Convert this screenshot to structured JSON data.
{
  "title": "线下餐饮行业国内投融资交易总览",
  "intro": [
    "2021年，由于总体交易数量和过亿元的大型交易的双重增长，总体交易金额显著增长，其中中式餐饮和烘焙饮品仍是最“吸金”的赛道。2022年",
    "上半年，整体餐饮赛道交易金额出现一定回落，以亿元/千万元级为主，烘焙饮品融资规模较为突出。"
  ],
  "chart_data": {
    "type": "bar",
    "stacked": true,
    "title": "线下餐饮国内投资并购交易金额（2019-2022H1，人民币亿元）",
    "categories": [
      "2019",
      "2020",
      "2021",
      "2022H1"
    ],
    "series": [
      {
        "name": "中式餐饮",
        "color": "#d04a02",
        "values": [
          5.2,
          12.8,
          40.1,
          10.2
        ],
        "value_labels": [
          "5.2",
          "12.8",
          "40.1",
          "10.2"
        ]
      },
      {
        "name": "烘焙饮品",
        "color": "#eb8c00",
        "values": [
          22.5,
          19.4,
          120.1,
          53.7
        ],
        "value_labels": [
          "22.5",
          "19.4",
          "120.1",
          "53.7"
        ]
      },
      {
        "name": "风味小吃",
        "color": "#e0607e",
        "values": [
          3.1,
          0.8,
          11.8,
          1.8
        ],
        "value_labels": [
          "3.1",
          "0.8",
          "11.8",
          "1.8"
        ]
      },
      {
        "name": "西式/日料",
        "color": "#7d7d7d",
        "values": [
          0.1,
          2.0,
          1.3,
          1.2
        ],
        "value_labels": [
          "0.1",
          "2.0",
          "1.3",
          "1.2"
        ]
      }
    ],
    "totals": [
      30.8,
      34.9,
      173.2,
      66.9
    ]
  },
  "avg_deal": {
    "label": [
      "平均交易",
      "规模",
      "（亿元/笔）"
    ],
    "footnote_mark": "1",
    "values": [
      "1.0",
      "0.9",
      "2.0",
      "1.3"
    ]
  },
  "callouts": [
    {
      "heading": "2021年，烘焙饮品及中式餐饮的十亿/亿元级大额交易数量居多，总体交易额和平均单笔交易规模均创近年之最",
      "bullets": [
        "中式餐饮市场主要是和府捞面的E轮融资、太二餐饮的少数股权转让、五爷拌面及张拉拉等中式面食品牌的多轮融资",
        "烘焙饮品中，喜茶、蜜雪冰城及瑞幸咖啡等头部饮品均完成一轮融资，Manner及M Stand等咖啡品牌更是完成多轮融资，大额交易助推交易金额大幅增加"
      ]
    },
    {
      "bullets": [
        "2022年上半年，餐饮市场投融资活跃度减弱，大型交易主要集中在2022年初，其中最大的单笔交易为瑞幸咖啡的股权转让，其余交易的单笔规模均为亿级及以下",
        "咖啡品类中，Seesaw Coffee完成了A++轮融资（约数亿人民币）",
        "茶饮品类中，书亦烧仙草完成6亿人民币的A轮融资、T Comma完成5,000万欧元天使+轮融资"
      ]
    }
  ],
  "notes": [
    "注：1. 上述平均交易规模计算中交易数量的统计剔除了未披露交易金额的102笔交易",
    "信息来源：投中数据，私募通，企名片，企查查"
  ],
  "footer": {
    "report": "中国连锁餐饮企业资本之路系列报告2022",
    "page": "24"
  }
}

* [Work to do]
Every record above should be output exactly.

* [Task result]
Convert this screenshot to structured JSON data.
{
  "title": "线下餐饮行业国内投融资交易总览",
  "intro": [
    "2021年，由于总体交易数量和过亿元的大型交易的双重增长，总体交易金额显著增长，其中中式餐饮和烘焙饮品仍是最“吸金”的赛道。2022年",
    "上半年，整体餐饮赛道交易金额出现一定回落，以亿元/千万元级为主，烘焙饮品融资规模较为突出。"
  ],
  "chart_data": {
    "type": "bar",
    "stacked": true,
    "title": "线下餐饮国内投资并购交易金额（2019-2022H1，人民币亿元）",
    "categories": [
      "2019",
      "2020",
      "2021",
      "2022H1"
    ],
    "series": [
      {
        "name": "中式餐饮",
        "color": "#d04a02",
        "values": [
          5.2,
          12.8,
          40.1,
          10.2
        ],
        "value_labels": [
          "5.2",
          "12.8",
          "40.1",
          "10.2"
        ]
      },
      {
        "name": "烘焙饮品",
        "color": "#eb8c00",
        "values": [
          22.5,
          19.4,
          120.1,
          53.7
        ],
        "value_labels": [
          "22.5",
          "19.4",
          "120.1",
          "53.7"
        ]
      },
      {
        "name": "风味小吃",
        "color": "#e0607e",
        "values": [
          3.1,
          0.8,
          11.8,
          1.8
        ],
        "value_labels": [
          "3.1",
          "0.8",
          "11.8",
          "1.8"
        ]
      },
      {
        "name": "西式/日料",
        "color": "#7d7d7d",
        "values": [
          0.1,
          2.0,
          1.3,
          1.2
        ],
        "value_labels": [
          "0.1",
          "2.0",
          "1.3",
          "1.2"
        ]
      }
    ],
    "totals": [
      30.8,
      34.9,
      173.2,
      66.9
    ]
  },
  "avg_deal": {
    "label": [
      "平均交易",
      "规模",
      "（亿元/笔）"
    ],
    "footnote_mark": "1",
    "values": [
      "1.0",
      "0.9",
      "2.0",
      "1.3"
    ]
  },
  "callouts": [
    {
      "heading": "2021年，烘焙饮品及中式餐饮的十亿/亿元级大额交易数量居多，总体交易额和平均单笔交易规模均创近年之最",
      "bullets": [
        "中式餐饮市场主要是和府捞面的E轮融资、太二餐饮的少数股权转让、五爷拌面及张拉拉等中式面食品牌的多轮融资",
        "烘焙饮品中，喜茶、蜜雪冰城及瑞幸咖啡等头部饮品均完成一轮融资，Manner及M Stand等咖啡品牌更是完成多轮融资，大额交易助推交易金额大幅增加"
      ]
    },
    {
      "bullets": [
        "2022年上半年，餐饮市场投融资活跃度减弱，大型交易主要集中在2022年初，其中最大的单笔交易为瑞幸咖啡的股权转让，其余交易的单笔规模均为亿级及以下",
        "咖啡品类中，Seesaw Coffee完成了A++轮融资（约数亿人民币）",
        "茶饮品类中，书亦烧仙草完成6亿人民币的A轮融资、T Comma完成5,000万欧元天使+轮融资"
      ]
    }
  ],
  "notes": [
    "注：1. 上述平均交易规模计算中交易数量的统计剔除了未披露交易金额的102笔交易",
    "信息来源：投中数据，私募通，企名片，企查查"
  ],
  "footer": {
    "report": "中国连锁餐饮企业资本之路系列报告2022",
    "page": "24"
  }
}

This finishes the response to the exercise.